● **Assigned task**: Your task is to print each record exactly as it reads.
[Opening Data supplied section]
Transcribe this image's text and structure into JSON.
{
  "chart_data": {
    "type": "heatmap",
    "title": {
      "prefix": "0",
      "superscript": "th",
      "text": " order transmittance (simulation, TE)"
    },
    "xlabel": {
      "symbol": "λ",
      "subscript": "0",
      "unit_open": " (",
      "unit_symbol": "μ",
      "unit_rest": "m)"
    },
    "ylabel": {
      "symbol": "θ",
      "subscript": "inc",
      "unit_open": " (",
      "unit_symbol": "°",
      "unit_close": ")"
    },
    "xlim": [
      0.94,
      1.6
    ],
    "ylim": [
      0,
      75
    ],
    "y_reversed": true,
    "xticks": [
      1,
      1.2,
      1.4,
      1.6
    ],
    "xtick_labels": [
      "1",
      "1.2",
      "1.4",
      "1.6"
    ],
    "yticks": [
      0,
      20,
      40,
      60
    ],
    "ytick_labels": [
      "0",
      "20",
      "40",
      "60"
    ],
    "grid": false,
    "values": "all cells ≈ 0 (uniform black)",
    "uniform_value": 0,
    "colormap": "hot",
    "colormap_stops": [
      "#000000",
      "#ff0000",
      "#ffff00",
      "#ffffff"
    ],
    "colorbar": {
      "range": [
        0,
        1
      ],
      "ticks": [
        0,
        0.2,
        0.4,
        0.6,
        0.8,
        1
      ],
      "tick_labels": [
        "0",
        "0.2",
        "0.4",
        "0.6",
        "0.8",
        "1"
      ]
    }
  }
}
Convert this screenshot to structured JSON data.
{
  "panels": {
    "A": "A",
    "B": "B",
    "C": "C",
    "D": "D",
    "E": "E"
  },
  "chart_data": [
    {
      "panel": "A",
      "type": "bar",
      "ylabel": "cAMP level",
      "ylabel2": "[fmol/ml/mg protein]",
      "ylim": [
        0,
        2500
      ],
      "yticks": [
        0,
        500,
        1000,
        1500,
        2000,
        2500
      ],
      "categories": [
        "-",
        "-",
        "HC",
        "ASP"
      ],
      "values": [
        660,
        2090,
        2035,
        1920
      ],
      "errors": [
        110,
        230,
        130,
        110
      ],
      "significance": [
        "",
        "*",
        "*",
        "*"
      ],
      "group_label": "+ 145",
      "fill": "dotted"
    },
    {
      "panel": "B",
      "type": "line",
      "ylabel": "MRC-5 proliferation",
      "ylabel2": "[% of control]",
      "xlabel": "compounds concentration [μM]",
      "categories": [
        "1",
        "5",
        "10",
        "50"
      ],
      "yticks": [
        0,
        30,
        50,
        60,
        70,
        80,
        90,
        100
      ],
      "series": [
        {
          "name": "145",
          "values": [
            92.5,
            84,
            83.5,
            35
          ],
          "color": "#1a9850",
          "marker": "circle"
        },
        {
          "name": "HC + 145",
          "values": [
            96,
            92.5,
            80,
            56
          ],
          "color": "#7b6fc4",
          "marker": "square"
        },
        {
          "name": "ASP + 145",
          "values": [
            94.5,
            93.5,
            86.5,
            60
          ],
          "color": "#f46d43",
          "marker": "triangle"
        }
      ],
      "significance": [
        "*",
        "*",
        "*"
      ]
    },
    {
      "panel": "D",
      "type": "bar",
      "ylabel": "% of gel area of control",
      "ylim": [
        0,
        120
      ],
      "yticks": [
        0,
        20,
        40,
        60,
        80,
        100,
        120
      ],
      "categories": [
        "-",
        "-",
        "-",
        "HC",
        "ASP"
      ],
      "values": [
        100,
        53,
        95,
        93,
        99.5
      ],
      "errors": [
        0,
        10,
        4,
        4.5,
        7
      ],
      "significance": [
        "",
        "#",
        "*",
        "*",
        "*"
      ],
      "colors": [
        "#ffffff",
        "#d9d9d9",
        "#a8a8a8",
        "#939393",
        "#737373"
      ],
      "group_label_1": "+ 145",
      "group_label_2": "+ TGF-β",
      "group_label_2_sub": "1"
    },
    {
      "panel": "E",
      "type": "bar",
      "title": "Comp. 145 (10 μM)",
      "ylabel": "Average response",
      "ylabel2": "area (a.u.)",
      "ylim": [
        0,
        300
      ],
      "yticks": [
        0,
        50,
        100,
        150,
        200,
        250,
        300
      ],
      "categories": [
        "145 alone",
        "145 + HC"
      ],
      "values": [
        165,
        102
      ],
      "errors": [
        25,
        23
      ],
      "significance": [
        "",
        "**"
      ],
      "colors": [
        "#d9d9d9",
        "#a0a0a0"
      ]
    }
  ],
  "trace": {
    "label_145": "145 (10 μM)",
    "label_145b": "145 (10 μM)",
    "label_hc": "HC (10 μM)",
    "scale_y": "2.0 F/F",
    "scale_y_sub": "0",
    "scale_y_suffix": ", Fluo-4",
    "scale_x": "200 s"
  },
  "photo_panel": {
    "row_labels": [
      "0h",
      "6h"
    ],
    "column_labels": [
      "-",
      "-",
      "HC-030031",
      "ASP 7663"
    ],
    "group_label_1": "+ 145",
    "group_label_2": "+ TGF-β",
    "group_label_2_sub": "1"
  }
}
[Closing Data supplied section]
● **Completed exercise**:
Transcribe this image's text and structure into JSON.
{
  "chart_data": {
    "type": "heatmap",
    "title": {
      "prefix": "0",
      "superscript": "th",
      "text": " order transmittance (simulation, TE)"
    },
    "xlabel": {
      "symbol": "λ",
      "subscript": "0",
      "unit_open": " (",
      "unit_symbol": "μ",
      "unit_rest": "m)"
    },
    "ylabel": {
      "symbol": "θ",
      "subscript": "inc",
      "unit_open": " (",
      "unit_symbol": "°",
      "unit_close": ")"
    },
    "xlim": [
      0.94,
      1.6
    ],
    "ylim": [
      0,
      75
    ],
    "y_reversed": true,
    "xticks": [
      1,
      1.2,
      1.4,
      1.6
    ],
    "xtick_labels": [
      "1",
      "1.2",
      "1.4",
      "1.6"
    ],
    "yticks": [
      0,
      20,
      40,
      60
    ],
    "ytick_labels": [
      "0",
      "20",
      "40",
      "60"
    ],
    "grid": false,
    "values": "all cells ≈ 0 (uniform black)",
    "uniform_value": 0,
    "colormap": "hot",
    "colormap_stops": [
      "#000000",
      "#ff0000",
      "#ffff00",
      "#ffffff"
    ],
    "colorbar": {
      "range": [
        0,
        1
      ],
      "ticks": [
        0,
        0.2,
        0.4,
        0.6,
        0.8,
        1
      ],
      "tick_labels": [
        "0",
        "0.2",
        "0.4",
        "0.6",
        "0.8",
        "1"
      ]
    }
  }
}
Convert this screenshot to structured JSON data.
{
  "panels": {
    "A": "A",
    "B": "B",
    "C": "C",
    "D": "D",
    "E": "E"
  },
  "chart_data": [
    {
      "panel": "A",
      "type": "bar",
      "ylabel": "cAMP level",
      "ylabel2": "[fmol/ml/mg protein]",
      "ylim": [
        0,
        2500
      ],
      "yticks": [
        0,
        500,
        1000,
        1500,
        2000,
        2500
      ],
      "categories": [
        "-",
        "-",
        "HC",
        "ASP"
      ],
      "values": [
        660,
        2090,
        2035,
        1920
      ],
      "errors": [
        110,
        230,
        130,
        110
      ],
      "significance": [
        "",
        "*",
        "*",
        "*"
      ],
      "group_label": "+ 145",
      "fill": "dotted"
    },
    {
      "panel": "B",
      "type": "line",
      "ylabel": "MRC-5 proliferation",
      "ylabel2": "[% of control]",
      "xlabel": "compounds concentration [μM]",
      "categories": [
        "1",
        "5",
        "10",
        "50"
      ],
      "yticks": [
        0,
        30,
        50,
        60,
        70,
        80,
        90,
        100
      ],
      "series": [
        {
          "name": "145",
          "values": [
            92.5,
            84,
            83.5,
            35
          ],
          "color": "#1a9850",
          "marker": "circle"
        },
        {
          "name": "HC + 145",
          "values": [
            96,
            92.5,
            80,
            56
          ],
          "color": "#7b6fc4",
          "marker": "square"
        },
        {
          "name": "ASP + 145",
          "values": [
            94.5,
            93.5,
            86.5,
            60
          ],
          "color": "#f46d43",
          "marker": "triangle"
        }
      ],
      "significance": [
        "*",
        "*",
        "*"
      ]
    },
    {
      "panel": "D",
      "type": "bar",
      "ylabel": "% of gel area of control",
      "ylim": [
        0,
        120
      ],
      "yticks": [
        0,
        20,
        40,
        60,
        80,
        100,
        120
      ],
      "categories": [
        "-",
        "-",
        "-",
        "HC",
        "ASP"
      ],
      "values": [
        100,
        53,
        95,
        93,
        99.5
      ],
      "errors": [
        0,
        10,
        4,
        4.5,
        7
      ],
      "significance": [
        "",
        "#",
        "*",
        "*",
        "*"
      ],
      "colors": [
        "#ffffff",
        "#d9d9d9",
        "#a8a8a8",
        "#939393",
        "#737373"
      ],
      "group_label_1": "+ 145",
      "group_label_2": "+ TGF-β",
      "group_label_2_sub": "1"
    },
    {
      "panel": "E",
      "type": "bar",
      "title": "Comp. 145 (10 μM)",
      "ylabel": "Average response",
      "ylabel2": "area (a.u.)",
      "ylim": [
        0,
        300
      ],
      "yticks": [
        0,
        50,
        100,
        150,
        200,
        250,
        300
      ],
      "categories": [
        "145 alone",
        "145 + HC"
      ],
      "values": [
        165,
        102
      ],
      "errors": [
        25,
        23
      ],
      "significance": [
        "",
        "**"
      ],
      "colors": [
        "#d9d9d9",
        "#a0a0a0"
      ]
    }
  ],
  "trace": {
    "label_145": "145 (10 μM)",
    "label_145b": "145 (10 μM)",
    "label_hc": "HC (10 μM)",
    "scale_y": "2.0 F/F",
    "scale_y_sub": "0",
    "scale_y_suffix": ", Fluo-4",
    "scale_x": "200 s"
  },
  "photo_panel": {
    "row_labels": [
      "0h",
      "6h"
    ],
    "column_labels": [
      "-",
      "-",
      "HC-030031",
      "ASP 7663"
    ],
    "group_label_1": "+ 145",
    "group_label_2": "+ TGF-β",
    "group_label_2_sub": "1"
  }
}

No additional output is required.